== Direction ==
Filter the lines below, copying only those with the string "Flexural".

━━━━━━━━━━

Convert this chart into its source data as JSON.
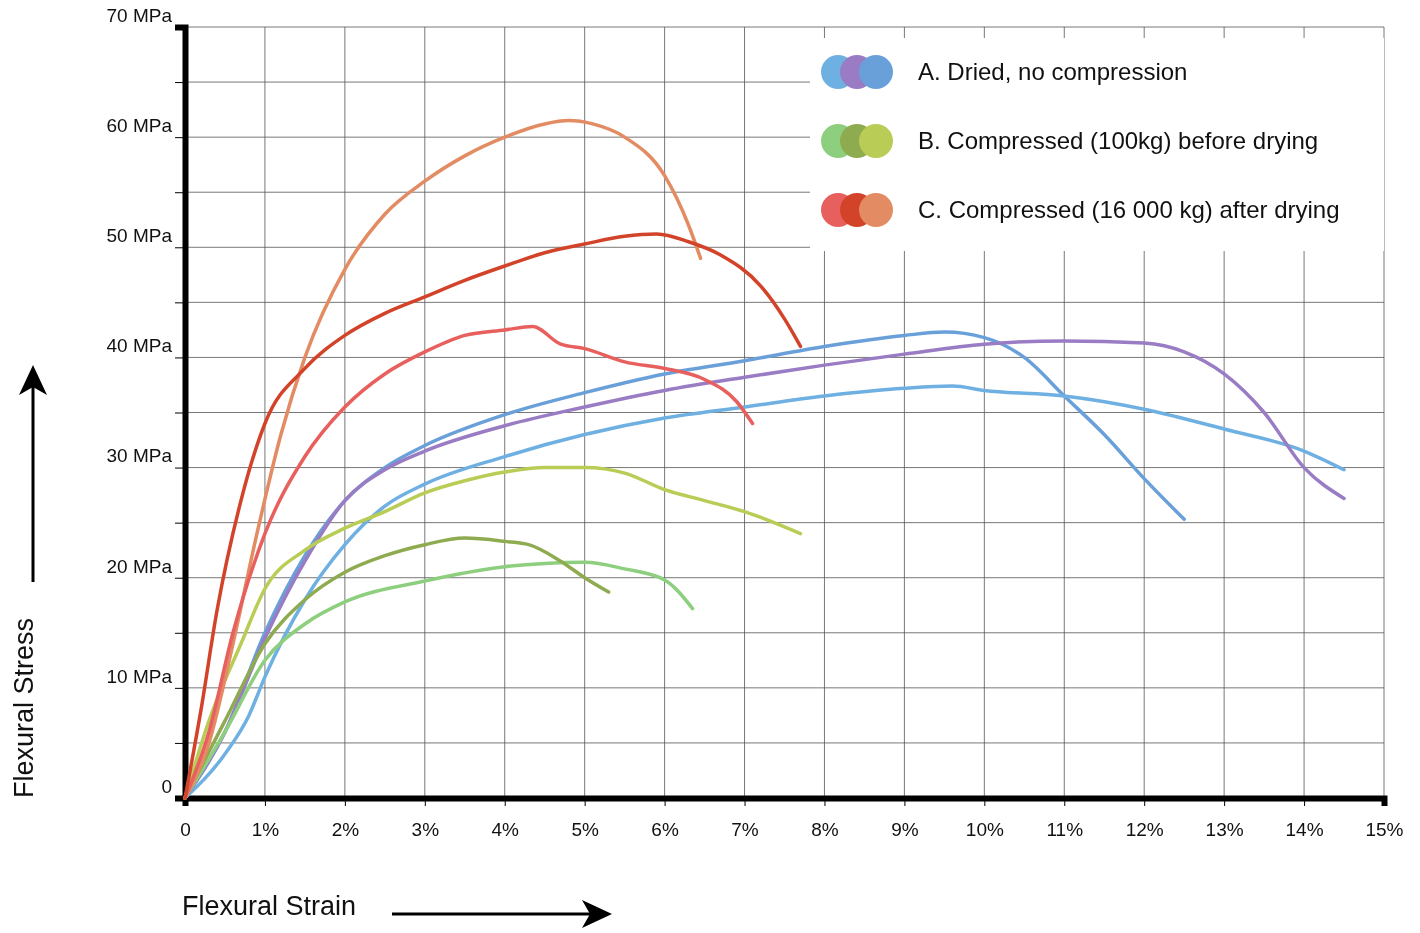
{
  "chart_data": {
    "type": "line",
    "xlabel": "Flexural Strain",
    "ylabel": "Flexural Stress",
    "xlim": [
      0,
      15
    ],
    "ylim": [
      0,
      70
    ],
    "xticks": [
      0,
      {
        "value": 1,
        "label": "1%"
      },
      {
        "value": 2,
        "label": "2%"
      },
      {
        "value": 3,
        "label": "3%"
      },
      {
        "value": 4,
        "label": "4%"
      },
      {
        "value": 5,
        "label": "5%"
      },
      {
        "value": 6,
        "label": "6%"
      },
      {
        "value": 7,
        "label": "7%"
      },
      {
        "value": 8,
        "label": "8%"
      },
      {
        "value": 9,
        "label": "9%"
      },
      {
        "value": 10,
        "label": "10%"
      },
      {
        "value": 11,
        "label": "11%"
      },
      {
        "value": 12,
        "label": "12%"
      },
      {
        "value": 13,
        "label": "13%"
      },
      {
        "value": 14,
        "label": "14%"
      },
      {
        "value": 15,
        "label": "15%"
      }
    ],
    "yticks": [
      0,
      {
        "value": 5,
        "label": null
      },
      {
        "value": 10,
        "label": "10 MPa"
      },
      {
        "value": 15,
        "label": null
      },
      {
        "value": 20,
        "label": "20 MPa"
      },
      {
        "value": 25,
        "label": null
      },
      {
        "value": 30,
        "label": "30 MPa"
      },
      {
        "value": 35,
        "label": null
      },
      {
        "value": 40,
        "label": "40 MPa"
      },
      {
        "value": 45,
        "label": null
      },
      {
        "value": 50,
        "label": "50 MPa"
      },
      {
        "value": 55,
        "label": null
      },
      {
        "value": 60,
        "label": "60 MPa"
      },
      {
        "value": 65,
        "label": null
      },
      {
        "value": 70,
        "label": "70 MPa"
      }
    ],
    "grid": true,
    "legend": "top right",
    "marker": "none",
    "line_style": "solid",
    "series": [
      {
        "name": "A. Dried, no compression",
        "color": "#6aa0da",
        "x": [
          0,
          0.5,
          1,
          1.5,
          2,
          2.5,
          3,
          4,
          5,
          6,
          7,
          8,
          9,
          9.5,
          10,
          10.5,
          11,
          11.5,
          12,
          12.5
        ],
        "values": [
          0,
          6,
          15,
          22,
          27,
          30,
          32,
          34.8,
          36.8,
          38.5,
          39.7,
          41,
          42,
          42.3,
          41.8,
          40,
          36.5,
          33,
          29,
          25.3
        ]
      },
      {
        "color": "#6fb0e2",
        "x": [
          0,
          0.5,
          0.8,
          1,
          1.5,
          2,
          2.5,
          3,
          4,
          5,
          6,
          7,
          8,
          9,
          9.6,
          10,
          11,
          12,
          13,
          14,
          14.5
        ],
        "values": [
          0,
          4,
          7.5,
          11,
          18,
          23,
          26.5,
          28.5,
          31,
          33,
          34.5,
          35.5,
          36.5,
          37.2,
          37.4,
          37,
          36.5,
          35.3,
          33.5,
          31.5,
          29.8
        ]
      },
      {
        "color": "#9a7cc4",
        "x": [
          0,
          0.5,
          1,
          1.5,
          2,
          2.5,
          3,
          4,
          5,
          6,
          7,
          8,
          9,
          10,
          11,
          12,
          12.5,
          13,
          13.5,
          14,
          14.5
        ],
        "values": [
          0,
          6,
          14.5,
          21.5,
          27,
          29.8,
          31.5,
          33.8,
          35.5,
          37,
          38.2,
          39.3,
          40.3,
          41.2,
          41.5,
          41.3,
          40.5,
          38.5,
          35,
          30,
          27.2
        ]
      },
      {
        "name": "B. Compressed (100kg) before drying",
        "color": "#b9cc55",
        "x": [
          0,
          0.3,
          0.7,
          1,
          1.5,
          2,
          2.5,
          3,
          3.5,
          4,
          4.5,
          5,
          5.5,
          6,
          6.5,
          7,
          7.7
        ],
        "values": [
          0,
          7,
          14,
          19,
          22.5,
          24.5,
          26,
          27.7,
          28.8,
          29.6,
          30,
          30,
          29.5,
          28,
          27,
          26,
          24
        ]
      },
      {
        "color": "#8dcf7e",
        "x": [
          0,
          0.5,
          1,
          1.5,
          2,
          3,
          4,
          4.5,
          5,
          5.5,
          6,
          6.35
        ],
        "values": [
          0,
          6,
          12.5,
          15.8,
          17.8,
          19.7,
          21,
          21.3,
          21.4,
          20.8,
          19.8,
          17.2
        ]
      },
      {
        "color": "#8fab50",
        "x": [
          0,
          0.5,
          1,
          1.5,
          2,
          2.5,
          3,
          3.5,
          4,
          4.3,
          4.7,
          5,
          5.3
        ],
        "values": [
          0,
          7,
          14,
          18,
          20.5,
          22,
          23,
          23.6,
          23.3,
          23,
          21.5,
          20,
          18.7
        ]
      },
      {
        "name": "C. Compressed (16 000 kg) after drying",
        "color": "#e38b62",
        "x": [
          0,
          0.3,
          0.6,
          0.9,
          1.2,
          1.5,
          2,
          2.5,
          3,
          3.5,
          4,
          4.5,
          4.8,
          5.1,
          5.5,
          6,
          6.3,
          6.45
        ],
        "values": [
          0,
          5,
          14,
          24,
          33,
          40,
          48,
          53,
          56,
          58.3,
          60,
          61.2,
          61.5,
          61.2,
          60,
          56.5,
          52,
          49
        ]
      },
      {
        "color": "#e8605e",
        "x": [
          0,
          0.3,
          0.6,
          1,
          1.5,
          2,
          2.5,
          3,
          3.5,
          4,
          4.35,
          4.7,
          5,
          5.5,
          6,
          6.5,
          6.9,
          7.1
        ],
        "values": [
          0,
          6,
          15,
          24,
          31,
          35.5,
          38.5,
          40.5,
          42,
          42.5,
          42.8,
          41.2,
          40.8,
          39.6,
          39,
          38,
          36,
          34
        ]
      },
      {
        "color": "#d2432a",
        "x": [
          0,
          0.2,
          0.4,
          0.7,
          1,
          1.5,
          2,
          2.5,
          3,
          3.5,
          4,
          4.5,
          5,
          5.5,
          5.9,
          6.3,
          6.7,
          7.2,
          7.5,
          7.7
        ],
        "values": [
          0,
          8,
          17,
          27,
          34,
          39,
          42,
          44,
          45.5,
          47,
          48.3,
          49.5,
          50.3,
          51,
          51.2,
          50.5,
          49.3,
          46.5,
          43.5,
          41
        ]
      }
    ]
  }
}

━━━━━━━━━━

== Full solution ==
    "xlabel": "Flexural Strain",
    "ylabel": "Flexural Stress",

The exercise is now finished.